Work required >>
An exact copy of the records is required, minus the pictures they hold.

Records provided >>
○ ○ ○ ○ ○

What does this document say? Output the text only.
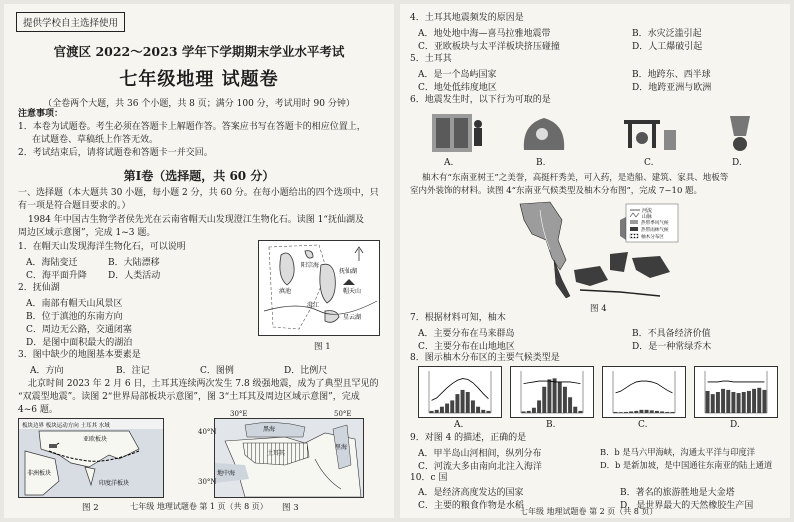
提供学校自主选择使用
官渡区 2022～2023 学年下学期期末学业水平考试
七年级地理 试题卷
（全卷两个大题，共 36 个小题，共 8 页；满分 100 分，考试用时 90 分钟）
注意事项：
1．本卷为试题卷。考生必须在答题卡上解题作答。答案应书写在答题卡的相应位置上，
在试题卷、草稿纸上作答无效。
2．考试结束后，请将试题卷和答题卡一并交回。
第Ⅰ卷（选择题，共 60 分）
一、选择题（本大题共 30 小题，每小题 2 分，共 60 分。在每小题给出的四个选项中，只
有一项是符合题目要求的。）
1984 年中国古生物学者侯先光在云南省帽天山发现澄江生物化石。读图 1“抚仙湖及
周边区域示意图”，完成 1~3 题。
1．在帽天山发现海洋生物化石，可以说明
A．海陆变迁	B．大陆漂移
C．海平面升降 D．人类活动
2．抚仙湖
A．南部有帽天山风景区
B．位于滇池的东南方向
C．周边无公路，交通闭塞
D．是图中面积最大的湖泊
3．图中缺少的地图基本要素是
A．方向	B．注记	C．图例	D．比例尺
北京时间 2023 年 2 月 6 日，土耳其连续两次发生 7.8 级强地震，成为了典型且罕见的
“双震型地震”。读图 2“世界局部板块示意图”，图 3“土耳其及周边区域示意图”，完成
4~6 题。
滇池
抚仙湖
星云湖
阳宗海
帽天山
澄江
图 1
板块边界 板块运动方向 土耳其 水域
亚欧板块
非洲板块
印度洋板块
图 2
黑海
地中海
土耳其
里海
30°E	50°E
40°N
30°N
图 3
七年级 地理试题卷 第 1 页（共 8 页）
4．土耳其地震频发的原因是
A．地处地中海—喜马拉雅地震带	B．水灾泛滥引起
C．亚欧板块与太平洋板块挤压碰撞	D．人工爆破引起
5．土耳其
A．是一个岛屿国家	B．地跨东、西半球
C．地处低纬度地区	D．地跨亚洲与欧洲
6．地震发生时，以下行为可取的是
A.	B.	C.	D.
柚木有“东南亚树王”之美誉，高挺杆秀美，可入药，是造船、建筑、家具、地板等
室内外装饰的材料。读图 4“东南亚气候类型及柚木分布图”，完成 7~10 题。
河流
山脉
热带季风气候
热带雨林气候
柚木分布区
图 4
7．根据材料可知，柚木
A．主要分布在马来群岛	B．不具备经济价值
C．主要分布在山地地区	D．是一种常绿乔木
8．图示柚木分布区的主要气候类型是
A.	B.	C.	D.
9．对图 4 的描述，正确的是
A．甲半岛山河相间，纵列分布	B．b 是马六甲海峡，沟通太平洋与印度洋
C．河流大多由南向北注入海洋	D．b 是新加坡，是中国通往东南亚的陆上通道
10．c 国
A．是经济高度发达的国家	B．著名的旅游胜地是大金塔
C．主要的粮食作物是水稻	D．是世界最大的天然橡胶生产国
七年级 地理试题卷 第 2 页（共 8 页）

○ ○ ○ ○ ○

The reply >>
What does this document say? Output the text only.
提供学校自主选择使用
官渡区 2022～2023 学年下学期期末学业水平考试
七年级地理 试题卷
（全卷两个大题，共 36 个小题，共 8 页；满分 100 分，考试用时 90 分钟）
注意事项：
1．本卷为试题卷。考生必须在答题卡上解题作答。答案应书写在答题卡的相应位置上，
在试题卷、草稿纸上作答无效。
2．考试结束后，请将试题卷和答题卡一并交回。
第Ⅰ卷（选择题，共 60 分）
一、选择题（本大题共 30 小题，每小题 2 分，共 60 分。在每小题给出的四个选项中，只
有一项是符合题目要求的。）
1984 年中国古生物学者侯先光在云南省帽天山发现澄江生物化石。读图 1“抚仙湖及
周边区域示意图”，完成 1~3 题。
1．在帽天山发现海洋生物化石，可以说明
A．海陆变迁	B．大陆漂移
C．海平面升降 D．人类活动
2．抚仙湖
A．南部有帽天山风景区
B．位于滇池的东南方向
C．周边无公路，交通闭塞
D．是图中面积最大的湖泊
3．图中缺少的地图基本要素是
A．方向	B．注记	C．图例	D．比例尺
北京时间 2023 年 2 月 6 日，土耳其连续两次发生 7.8 级强地震，成为了典型且罕见的
“双震型地震”。读图 2“世界局部板块示意图”，图 3“土耳其及周边区域示意图”，完成
4~6 题。
滇池
抚仙湖
星云湖
阳宗海
帽天山
澄江
图 1
板块边界 板块运动方向 土耳其 水域
亚欧板块
非洲板块
印度洋板块
图 2
黑海
地中海
土耳其
里海
30°E	50°E
40°N
30°N
图 3
七年级 地理试题卷 第 1 页（共 8 页）
4．土耳其地震频发的原因是
A．地处地中海—喜马拉雅地震带	B．水灾泛滥引起
C．亚欧板块与太平洋板块挤压碰撞	D．人工爆破引起
5．土耳其
A．是一个岛屿国家	B．地跨东、西半球
C．地处低纬度地区	D．地跨亚洲与欧洲
6．地震发生时，以下行为可取的是
A.	B.	C.	D.
柚木有“东南亚树王”之美誉，高挺杆秀美，可入药，是造船、建筑、家具、地板等
室内外装饰的材料。读图 4“东南亚气候类型及柚木分布图”，完成 7~10 题。
河流
山脉
热带季风气候
热带雨林气候
柚木分布区
图 4
7．根据材料可知，柚木
A．主要分布在马来群岛	B．不具备经济价值
C．主要分布在山地地区	D．是一种常绿乔木
8．图示柚木分布区的主要气候类型是
A.	B.	C.	D.
9．对图 4 的描述，正确的是
A．甲半岛山河相间，纵列分布	B．b 是马六甲海峡，沟通太平洋与印度洋
C．河流大多由南向北注入海洋	D．b 是新加坡，是中国通往东南亚的陆上通道
10．c 国
A．是经济高度发达的国家	B．著名的旅游胜地是大金塔
C．主要的粮食作物是水稻	D．是世界最大的天然橡胶生产国
七年级 地理试题卷 第 2 页（共 8 页）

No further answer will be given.